18 June 2007

Ecclesiology & Women Priests

My friend over at Priests & Paramedics tipped me off to a thoughtful article at pontifications on women priests. I’ve just read the article (pt I, at least) for the first time, but my initial responses, as I rehearse them, seem to be bound around one particular thought, which has less to do with the ordination of women, perhaps, and more to do with the Church:

It should come as given to any Catholic that anyone born into the tradition must accept that what is, as far as the Church is concerned, is what is. While we may be able to speak in ideological terms, if we hold to any expression of a visible Church, it seems we cannot allow ourselves to imagine that the Church is any more or less that what it actually is. Certainly, this was true across “the globe” up until 1054, or perhaps until the early 1500s. But what of now? After 1054, or after 1500, do we accede that the Roman Catholic Church is the “One, True Church”? (It is, after all, popular lingo within Roman Catholic circles.) I guess what I mean is, is only the Roman Catholic Church that which God has intended? Is she the sole keeper of orthodoxy? Although those are not the same question, I believe them to be related, and I find it very difficult to answer “yes” to either. Of course, this raises further questions. How do we find any semblance of an answer to these questions? True, they may not be “Catholic” questions, but that doesn’t do me much good, as I am not a Catholic. Five hundred years of “Protestant” thought has served to shape and mold the philosophical, epistemological, social, educational, etc., etc. context in which I entered life and grew up. And, of course, to say that I must abandon all my “Protestant” thought in order to become a “true Christian” (i.e., member of the One, True Church) seems tantamount to Muslims saying the only way I can really read the Qur’an is to have grown up speaking Arabic.

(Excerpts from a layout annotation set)

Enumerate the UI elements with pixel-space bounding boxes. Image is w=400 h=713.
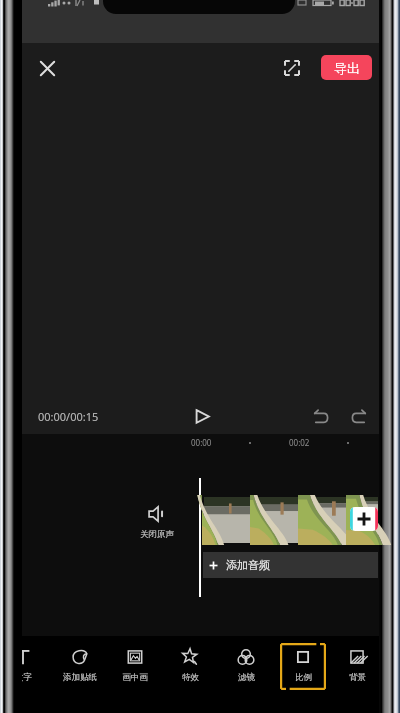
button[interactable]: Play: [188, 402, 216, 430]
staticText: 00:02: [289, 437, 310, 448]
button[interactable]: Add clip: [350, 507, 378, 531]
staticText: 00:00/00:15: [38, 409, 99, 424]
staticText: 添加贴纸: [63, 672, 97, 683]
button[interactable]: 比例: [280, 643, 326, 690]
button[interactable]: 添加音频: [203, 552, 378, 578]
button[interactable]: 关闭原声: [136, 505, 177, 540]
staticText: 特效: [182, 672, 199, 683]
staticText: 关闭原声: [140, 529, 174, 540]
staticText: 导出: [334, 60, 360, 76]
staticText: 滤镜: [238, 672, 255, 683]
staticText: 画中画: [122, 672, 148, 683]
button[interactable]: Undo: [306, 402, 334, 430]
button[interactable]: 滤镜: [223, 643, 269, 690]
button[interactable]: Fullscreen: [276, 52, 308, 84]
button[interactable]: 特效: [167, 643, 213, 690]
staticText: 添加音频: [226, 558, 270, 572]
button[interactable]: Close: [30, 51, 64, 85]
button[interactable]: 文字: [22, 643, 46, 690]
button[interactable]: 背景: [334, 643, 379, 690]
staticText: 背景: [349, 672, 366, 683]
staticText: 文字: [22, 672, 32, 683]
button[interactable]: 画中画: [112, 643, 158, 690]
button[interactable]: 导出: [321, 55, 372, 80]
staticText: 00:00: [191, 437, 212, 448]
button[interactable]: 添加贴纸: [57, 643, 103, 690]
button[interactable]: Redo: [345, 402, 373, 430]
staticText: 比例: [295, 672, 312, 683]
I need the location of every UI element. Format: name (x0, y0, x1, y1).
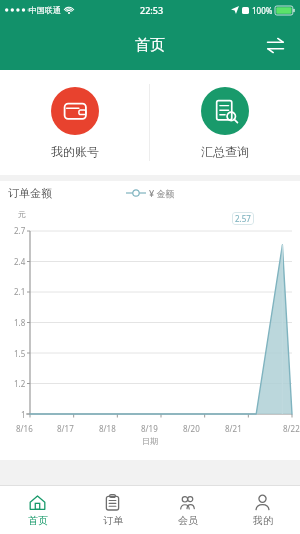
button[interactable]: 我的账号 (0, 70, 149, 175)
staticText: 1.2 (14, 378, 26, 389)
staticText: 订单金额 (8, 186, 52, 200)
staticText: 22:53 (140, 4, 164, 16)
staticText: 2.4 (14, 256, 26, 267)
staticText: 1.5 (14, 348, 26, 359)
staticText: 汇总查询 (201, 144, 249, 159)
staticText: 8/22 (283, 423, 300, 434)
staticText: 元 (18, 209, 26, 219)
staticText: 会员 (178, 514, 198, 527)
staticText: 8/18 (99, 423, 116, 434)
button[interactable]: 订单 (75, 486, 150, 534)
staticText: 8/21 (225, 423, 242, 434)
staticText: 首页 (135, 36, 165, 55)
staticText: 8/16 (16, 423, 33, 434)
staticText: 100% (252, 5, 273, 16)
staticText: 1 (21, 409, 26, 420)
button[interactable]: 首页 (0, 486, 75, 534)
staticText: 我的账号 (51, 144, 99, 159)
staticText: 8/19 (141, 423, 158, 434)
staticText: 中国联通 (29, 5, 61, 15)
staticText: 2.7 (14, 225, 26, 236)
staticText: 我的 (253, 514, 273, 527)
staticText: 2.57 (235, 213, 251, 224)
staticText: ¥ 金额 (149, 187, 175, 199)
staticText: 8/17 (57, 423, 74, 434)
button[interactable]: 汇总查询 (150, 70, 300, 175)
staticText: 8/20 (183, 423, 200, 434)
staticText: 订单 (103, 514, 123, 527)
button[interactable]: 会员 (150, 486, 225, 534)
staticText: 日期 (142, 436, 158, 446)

### INSTRUCTIONS:
[a] In the post on ecclesiology and women priests, where did the writer find the article on women priests?
[b] In the post on ecclesiology and women priests, why does it do the writer little good that these may not be "Catholic" questions?

### TASK-BY-TASK ANSWERS:
[a] At pontifications, after a friend over at Priests & Paramedics tipped the writer off to it.

[b] The writer is not a Catholic. Five hundred years of "Protestant" thought shaped the philosophical, epistemological, social and educational context into which the writer was born and grew up.